- [What the exercise asks]:
Turn the items into a JSON list of strings, one string per line and skipping blank lines, starting at the first line and ending at the line that contains "minimize-button[interactable]: – —".
____ Information shown
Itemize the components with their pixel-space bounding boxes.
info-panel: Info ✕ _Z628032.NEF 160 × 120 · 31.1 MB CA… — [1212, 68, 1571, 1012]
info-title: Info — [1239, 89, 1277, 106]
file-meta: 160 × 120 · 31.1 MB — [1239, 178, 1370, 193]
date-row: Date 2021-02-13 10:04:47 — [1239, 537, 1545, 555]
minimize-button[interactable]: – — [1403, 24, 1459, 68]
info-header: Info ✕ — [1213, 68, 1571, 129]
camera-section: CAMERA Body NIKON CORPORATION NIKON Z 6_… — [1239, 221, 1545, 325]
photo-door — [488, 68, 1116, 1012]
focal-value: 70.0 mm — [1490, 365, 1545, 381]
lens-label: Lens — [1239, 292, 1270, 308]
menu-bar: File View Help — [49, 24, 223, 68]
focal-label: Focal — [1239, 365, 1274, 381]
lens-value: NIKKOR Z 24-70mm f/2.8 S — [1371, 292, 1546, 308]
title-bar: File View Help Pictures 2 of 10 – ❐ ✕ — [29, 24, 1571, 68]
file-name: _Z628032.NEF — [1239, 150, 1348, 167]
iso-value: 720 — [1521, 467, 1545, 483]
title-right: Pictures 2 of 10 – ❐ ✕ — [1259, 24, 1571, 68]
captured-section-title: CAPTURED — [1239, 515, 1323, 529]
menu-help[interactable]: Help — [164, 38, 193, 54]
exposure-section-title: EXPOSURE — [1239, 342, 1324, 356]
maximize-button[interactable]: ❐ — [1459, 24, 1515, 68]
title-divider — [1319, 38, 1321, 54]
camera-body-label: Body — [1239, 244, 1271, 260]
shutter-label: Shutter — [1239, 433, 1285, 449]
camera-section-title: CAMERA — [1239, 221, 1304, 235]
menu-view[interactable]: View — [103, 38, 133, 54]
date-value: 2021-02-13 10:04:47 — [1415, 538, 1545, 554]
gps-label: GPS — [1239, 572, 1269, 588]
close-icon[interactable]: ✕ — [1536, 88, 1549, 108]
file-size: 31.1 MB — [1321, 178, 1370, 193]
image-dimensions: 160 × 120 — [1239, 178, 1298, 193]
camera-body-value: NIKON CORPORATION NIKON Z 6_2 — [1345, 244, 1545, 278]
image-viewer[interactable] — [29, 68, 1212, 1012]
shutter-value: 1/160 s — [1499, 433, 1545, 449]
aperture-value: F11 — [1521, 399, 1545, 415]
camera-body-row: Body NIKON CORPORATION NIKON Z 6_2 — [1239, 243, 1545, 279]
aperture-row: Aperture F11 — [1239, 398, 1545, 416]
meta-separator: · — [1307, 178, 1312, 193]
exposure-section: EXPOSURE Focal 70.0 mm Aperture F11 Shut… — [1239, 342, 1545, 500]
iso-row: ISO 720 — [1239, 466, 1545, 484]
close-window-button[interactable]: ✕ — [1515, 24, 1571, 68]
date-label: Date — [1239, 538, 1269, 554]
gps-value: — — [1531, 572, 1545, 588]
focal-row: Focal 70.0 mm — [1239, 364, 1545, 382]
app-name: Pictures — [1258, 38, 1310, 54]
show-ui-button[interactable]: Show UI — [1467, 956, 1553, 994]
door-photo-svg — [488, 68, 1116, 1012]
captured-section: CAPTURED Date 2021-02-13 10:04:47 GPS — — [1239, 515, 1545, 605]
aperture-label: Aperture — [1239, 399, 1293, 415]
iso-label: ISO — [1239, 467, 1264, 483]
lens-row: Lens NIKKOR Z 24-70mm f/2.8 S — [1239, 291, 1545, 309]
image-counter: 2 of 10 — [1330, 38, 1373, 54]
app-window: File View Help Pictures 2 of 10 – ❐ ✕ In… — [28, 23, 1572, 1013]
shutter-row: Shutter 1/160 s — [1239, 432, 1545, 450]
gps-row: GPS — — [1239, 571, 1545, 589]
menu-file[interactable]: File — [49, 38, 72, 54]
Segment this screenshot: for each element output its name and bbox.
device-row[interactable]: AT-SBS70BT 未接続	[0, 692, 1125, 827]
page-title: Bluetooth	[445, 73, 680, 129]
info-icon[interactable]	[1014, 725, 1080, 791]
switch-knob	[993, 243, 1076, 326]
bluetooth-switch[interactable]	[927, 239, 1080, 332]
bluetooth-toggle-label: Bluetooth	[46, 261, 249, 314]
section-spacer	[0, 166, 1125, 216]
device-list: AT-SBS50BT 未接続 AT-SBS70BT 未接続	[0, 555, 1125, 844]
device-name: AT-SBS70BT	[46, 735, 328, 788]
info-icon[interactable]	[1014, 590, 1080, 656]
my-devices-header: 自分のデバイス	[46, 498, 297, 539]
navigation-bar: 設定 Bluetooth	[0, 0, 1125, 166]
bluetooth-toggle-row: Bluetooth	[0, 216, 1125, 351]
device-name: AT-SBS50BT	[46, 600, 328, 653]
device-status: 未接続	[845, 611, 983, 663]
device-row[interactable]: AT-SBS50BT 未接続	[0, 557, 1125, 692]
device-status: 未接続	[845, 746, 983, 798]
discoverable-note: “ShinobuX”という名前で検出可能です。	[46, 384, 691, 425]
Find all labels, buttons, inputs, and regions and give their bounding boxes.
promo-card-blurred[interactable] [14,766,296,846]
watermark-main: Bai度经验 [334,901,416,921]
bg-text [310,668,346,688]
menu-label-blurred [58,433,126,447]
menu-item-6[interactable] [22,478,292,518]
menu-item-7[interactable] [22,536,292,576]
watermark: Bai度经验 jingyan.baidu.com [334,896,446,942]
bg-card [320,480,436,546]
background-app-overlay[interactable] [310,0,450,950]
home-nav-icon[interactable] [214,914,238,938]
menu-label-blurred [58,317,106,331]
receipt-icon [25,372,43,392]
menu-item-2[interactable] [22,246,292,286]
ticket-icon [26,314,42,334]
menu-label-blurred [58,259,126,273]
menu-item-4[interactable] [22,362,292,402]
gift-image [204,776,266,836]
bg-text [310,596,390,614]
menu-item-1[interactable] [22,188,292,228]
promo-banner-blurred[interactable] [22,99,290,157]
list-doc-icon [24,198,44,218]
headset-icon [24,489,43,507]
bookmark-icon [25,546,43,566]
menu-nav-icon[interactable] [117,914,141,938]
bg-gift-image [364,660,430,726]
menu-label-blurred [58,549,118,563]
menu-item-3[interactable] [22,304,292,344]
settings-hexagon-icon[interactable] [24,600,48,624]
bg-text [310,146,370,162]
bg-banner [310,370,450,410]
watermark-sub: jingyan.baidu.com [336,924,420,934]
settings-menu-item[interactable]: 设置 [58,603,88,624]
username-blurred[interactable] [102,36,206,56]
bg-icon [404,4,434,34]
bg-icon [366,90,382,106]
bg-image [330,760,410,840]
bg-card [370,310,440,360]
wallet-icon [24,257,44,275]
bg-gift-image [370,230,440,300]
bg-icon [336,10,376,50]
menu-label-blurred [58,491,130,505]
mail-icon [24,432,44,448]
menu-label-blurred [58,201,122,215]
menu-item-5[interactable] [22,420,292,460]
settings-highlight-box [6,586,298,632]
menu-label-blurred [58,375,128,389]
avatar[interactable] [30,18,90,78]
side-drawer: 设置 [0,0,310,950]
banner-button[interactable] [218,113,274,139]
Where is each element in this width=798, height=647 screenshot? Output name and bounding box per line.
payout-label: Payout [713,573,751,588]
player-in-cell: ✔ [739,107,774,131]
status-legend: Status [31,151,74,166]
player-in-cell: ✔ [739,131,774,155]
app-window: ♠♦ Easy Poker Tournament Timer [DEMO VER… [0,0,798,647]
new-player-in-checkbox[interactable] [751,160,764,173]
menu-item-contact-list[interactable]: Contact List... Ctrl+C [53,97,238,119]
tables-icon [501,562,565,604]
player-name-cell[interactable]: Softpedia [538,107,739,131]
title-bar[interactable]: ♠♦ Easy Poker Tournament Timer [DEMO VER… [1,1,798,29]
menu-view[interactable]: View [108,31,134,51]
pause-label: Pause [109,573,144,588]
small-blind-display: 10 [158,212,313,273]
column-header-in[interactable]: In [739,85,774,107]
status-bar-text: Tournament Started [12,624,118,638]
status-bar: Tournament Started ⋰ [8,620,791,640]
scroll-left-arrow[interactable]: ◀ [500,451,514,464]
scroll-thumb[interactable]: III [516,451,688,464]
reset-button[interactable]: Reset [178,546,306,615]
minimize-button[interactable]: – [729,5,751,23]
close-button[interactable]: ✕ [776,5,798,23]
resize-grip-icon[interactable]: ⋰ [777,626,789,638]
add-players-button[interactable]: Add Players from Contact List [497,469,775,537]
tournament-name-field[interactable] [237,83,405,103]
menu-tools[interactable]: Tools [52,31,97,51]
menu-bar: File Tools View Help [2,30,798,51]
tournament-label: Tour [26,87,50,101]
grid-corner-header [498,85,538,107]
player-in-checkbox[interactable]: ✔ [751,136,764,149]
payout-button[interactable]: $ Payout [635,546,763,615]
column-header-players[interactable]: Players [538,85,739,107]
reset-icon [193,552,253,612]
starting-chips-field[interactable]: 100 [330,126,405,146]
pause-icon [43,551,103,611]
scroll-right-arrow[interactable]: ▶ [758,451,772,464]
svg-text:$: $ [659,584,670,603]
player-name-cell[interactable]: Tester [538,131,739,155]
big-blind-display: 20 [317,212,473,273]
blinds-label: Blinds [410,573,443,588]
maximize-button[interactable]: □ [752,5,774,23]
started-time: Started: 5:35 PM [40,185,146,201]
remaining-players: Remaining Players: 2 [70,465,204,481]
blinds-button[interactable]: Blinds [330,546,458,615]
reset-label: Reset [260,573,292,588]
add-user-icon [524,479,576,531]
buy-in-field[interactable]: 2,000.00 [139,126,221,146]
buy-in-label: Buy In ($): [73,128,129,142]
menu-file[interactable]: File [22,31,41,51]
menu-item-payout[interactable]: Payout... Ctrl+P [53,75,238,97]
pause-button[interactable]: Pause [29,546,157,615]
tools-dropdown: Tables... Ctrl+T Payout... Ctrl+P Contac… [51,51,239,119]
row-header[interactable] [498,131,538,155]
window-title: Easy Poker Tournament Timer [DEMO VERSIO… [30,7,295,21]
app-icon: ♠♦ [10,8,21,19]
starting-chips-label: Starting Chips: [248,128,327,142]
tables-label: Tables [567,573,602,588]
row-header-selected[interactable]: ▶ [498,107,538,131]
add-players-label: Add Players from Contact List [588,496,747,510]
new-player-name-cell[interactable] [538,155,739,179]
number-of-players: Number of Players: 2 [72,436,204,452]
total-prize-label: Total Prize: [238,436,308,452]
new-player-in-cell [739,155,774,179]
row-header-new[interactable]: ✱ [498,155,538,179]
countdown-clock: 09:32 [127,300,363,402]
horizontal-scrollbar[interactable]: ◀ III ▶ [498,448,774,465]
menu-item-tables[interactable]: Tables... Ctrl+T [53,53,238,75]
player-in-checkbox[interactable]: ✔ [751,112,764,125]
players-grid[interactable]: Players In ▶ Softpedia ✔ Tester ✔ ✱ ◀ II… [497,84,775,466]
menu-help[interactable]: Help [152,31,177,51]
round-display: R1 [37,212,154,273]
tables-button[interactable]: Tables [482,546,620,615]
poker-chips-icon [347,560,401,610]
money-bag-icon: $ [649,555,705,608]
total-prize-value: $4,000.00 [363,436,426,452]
________
- [Exercise solution]:
[
  "Itemize the components with their pixel-space bounding boxes.",
  "info-panel: Info ✕ _Z628032.NEF 160 × 120 · 31.1 MB CA… — [1212, 68, 1571, 1012]",
  "info-title: Info — [1239, 89, 1277, 106]",
  "file-meta: 160 × 120 · 31.1 MB — [1239, 178, 1370, 193]",
  "date-row: Date 2021-02-13 10:04:47 — [1239, 537, 1545, 555]",
  "minimize-button[interactable]: – — [1403, 24, 1459, 68]"
]